Gather the lines below that include the string "annual", copying each in full.

## START Given data

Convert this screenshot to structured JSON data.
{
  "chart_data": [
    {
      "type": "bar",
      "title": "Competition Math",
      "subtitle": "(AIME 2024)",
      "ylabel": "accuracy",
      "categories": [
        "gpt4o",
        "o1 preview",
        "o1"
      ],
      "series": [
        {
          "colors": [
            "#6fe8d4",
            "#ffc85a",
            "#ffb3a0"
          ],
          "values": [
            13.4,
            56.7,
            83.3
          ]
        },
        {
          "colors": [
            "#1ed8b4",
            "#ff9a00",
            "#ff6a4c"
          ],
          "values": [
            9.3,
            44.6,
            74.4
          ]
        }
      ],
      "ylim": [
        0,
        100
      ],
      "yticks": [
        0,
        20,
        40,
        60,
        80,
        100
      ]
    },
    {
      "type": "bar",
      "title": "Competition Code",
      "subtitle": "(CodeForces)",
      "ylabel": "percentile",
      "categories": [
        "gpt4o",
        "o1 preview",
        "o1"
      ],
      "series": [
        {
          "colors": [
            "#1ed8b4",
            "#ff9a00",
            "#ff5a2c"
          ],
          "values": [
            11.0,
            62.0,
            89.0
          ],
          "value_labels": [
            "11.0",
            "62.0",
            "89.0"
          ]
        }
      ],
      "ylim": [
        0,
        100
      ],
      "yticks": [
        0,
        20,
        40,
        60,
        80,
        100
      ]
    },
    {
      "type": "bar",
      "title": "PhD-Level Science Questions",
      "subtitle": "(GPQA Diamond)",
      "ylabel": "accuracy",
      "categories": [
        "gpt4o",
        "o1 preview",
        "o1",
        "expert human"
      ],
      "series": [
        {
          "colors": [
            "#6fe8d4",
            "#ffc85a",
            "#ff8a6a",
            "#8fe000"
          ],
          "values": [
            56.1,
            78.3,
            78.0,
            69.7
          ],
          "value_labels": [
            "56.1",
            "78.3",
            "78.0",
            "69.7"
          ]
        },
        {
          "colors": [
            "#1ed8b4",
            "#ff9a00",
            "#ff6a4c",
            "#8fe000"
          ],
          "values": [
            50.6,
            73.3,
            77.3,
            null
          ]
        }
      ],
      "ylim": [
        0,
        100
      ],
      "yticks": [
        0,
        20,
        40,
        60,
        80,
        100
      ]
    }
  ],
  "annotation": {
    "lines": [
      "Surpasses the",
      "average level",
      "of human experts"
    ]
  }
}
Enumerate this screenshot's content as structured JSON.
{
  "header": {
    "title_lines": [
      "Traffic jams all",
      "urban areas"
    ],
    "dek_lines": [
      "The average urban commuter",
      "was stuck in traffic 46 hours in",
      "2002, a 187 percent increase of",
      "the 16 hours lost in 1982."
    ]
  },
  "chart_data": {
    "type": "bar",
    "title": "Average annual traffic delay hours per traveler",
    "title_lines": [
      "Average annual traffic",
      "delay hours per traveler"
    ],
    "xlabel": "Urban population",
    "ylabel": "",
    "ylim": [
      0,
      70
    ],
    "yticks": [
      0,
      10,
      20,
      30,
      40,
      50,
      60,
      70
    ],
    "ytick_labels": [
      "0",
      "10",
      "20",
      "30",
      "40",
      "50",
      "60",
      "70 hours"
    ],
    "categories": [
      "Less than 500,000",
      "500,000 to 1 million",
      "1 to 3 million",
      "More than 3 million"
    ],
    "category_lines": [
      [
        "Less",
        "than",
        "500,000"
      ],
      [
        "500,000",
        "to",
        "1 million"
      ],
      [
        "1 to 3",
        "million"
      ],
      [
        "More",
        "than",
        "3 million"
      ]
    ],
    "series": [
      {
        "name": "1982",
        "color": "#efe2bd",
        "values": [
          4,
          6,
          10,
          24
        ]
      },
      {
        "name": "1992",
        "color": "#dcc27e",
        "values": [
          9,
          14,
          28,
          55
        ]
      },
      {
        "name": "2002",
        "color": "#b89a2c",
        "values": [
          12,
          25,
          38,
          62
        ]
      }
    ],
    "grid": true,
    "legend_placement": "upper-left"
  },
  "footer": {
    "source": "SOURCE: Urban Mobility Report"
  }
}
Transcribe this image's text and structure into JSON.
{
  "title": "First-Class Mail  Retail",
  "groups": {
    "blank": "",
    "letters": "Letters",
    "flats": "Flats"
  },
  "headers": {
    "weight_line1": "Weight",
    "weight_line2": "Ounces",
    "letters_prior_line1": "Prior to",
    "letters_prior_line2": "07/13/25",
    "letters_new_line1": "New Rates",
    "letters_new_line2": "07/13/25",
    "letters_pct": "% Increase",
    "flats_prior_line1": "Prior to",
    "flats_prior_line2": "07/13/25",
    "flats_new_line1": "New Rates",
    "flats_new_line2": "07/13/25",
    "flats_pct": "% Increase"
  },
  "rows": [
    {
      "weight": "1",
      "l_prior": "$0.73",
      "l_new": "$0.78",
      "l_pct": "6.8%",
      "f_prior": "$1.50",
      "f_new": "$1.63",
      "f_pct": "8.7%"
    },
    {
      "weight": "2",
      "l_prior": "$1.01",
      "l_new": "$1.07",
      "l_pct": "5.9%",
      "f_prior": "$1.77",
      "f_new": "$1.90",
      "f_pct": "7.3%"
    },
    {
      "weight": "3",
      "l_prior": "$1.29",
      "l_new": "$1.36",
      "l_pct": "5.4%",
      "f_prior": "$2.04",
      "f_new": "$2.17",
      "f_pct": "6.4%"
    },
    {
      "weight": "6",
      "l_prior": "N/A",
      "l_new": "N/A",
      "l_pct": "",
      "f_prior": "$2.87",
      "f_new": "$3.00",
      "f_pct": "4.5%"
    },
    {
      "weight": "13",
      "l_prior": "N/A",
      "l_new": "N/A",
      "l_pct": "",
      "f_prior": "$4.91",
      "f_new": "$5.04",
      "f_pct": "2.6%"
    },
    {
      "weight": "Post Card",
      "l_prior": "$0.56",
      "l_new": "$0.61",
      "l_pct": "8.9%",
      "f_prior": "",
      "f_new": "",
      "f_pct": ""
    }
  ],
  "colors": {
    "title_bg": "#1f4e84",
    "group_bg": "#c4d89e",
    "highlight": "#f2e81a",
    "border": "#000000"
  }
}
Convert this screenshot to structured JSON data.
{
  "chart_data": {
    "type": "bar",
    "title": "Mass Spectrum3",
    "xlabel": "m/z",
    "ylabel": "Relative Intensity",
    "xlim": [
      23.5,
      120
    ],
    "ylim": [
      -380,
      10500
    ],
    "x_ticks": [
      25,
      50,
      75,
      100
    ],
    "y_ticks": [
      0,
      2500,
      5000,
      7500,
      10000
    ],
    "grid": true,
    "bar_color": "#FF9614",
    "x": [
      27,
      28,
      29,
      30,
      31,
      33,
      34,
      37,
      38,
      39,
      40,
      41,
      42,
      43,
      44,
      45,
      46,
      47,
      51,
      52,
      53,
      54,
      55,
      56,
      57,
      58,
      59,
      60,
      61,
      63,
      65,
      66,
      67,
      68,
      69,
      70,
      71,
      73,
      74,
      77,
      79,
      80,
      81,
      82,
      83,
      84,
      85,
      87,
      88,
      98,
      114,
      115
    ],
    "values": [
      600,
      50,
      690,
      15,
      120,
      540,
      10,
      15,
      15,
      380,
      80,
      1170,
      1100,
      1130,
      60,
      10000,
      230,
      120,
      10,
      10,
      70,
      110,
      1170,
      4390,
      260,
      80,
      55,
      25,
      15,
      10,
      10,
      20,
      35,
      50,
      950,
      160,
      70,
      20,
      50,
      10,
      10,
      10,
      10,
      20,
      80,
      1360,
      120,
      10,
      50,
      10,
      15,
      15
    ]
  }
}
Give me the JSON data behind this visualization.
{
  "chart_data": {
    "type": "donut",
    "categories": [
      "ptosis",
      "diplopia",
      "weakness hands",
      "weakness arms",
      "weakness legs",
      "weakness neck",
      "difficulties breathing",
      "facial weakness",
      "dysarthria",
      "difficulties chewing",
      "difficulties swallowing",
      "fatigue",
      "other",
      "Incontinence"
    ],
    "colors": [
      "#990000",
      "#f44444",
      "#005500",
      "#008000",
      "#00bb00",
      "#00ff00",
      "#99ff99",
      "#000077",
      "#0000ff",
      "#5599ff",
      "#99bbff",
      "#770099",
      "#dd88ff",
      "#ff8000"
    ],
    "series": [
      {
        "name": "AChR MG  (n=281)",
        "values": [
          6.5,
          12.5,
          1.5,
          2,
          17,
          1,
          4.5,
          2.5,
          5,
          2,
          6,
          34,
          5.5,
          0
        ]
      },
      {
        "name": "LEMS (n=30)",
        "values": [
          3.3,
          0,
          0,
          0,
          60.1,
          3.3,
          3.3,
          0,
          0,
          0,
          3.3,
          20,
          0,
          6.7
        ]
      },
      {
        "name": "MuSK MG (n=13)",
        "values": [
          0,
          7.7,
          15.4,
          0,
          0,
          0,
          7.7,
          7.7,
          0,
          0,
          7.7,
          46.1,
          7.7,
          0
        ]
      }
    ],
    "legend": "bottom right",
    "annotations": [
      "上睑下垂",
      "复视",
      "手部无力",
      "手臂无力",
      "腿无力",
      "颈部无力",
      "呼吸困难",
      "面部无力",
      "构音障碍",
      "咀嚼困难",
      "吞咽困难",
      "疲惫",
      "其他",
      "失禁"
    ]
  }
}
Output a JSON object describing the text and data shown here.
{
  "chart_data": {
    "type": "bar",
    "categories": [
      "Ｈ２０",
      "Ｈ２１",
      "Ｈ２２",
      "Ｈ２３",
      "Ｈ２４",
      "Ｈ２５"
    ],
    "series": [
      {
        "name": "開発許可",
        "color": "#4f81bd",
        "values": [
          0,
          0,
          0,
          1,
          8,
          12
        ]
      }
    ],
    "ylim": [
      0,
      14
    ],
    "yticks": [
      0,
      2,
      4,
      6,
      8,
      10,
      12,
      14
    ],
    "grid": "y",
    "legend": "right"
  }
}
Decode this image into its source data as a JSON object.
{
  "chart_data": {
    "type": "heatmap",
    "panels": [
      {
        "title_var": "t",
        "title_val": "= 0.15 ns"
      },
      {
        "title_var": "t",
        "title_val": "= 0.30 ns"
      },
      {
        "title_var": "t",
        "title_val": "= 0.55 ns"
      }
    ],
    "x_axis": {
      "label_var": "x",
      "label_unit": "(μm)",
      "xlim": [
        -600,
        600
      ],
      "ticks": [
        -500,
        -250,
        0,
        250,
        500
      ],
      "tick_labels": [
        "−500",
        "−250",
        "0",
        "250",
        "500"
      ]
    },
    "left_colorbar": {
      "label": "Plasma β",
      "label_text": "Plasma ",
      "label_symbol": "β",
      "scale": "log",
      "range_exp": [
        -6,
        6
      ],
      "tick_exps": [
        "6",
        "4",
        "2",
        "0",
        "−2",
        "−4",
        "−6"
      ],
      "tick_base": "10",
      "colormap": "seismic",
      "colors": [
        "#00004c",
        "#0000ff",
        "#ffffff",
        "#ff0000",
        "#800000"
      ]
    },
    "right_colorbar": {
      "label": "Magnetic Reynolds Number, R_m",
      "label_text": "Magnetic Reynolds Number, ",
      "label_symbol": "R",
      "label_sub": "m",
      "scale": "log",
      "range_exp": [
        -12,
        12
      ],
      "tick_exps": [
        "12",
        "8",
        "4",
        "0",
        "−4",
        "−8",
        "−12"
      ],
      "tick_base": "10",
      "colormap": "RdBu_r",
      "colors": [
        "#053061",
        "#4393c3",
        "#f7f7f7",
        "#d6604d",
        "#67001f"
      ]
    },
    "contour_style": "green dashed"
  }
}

## END Given data

Written solution:
    "title": "Average annual traffic delay hours per traveler",
      "Average annual traffic",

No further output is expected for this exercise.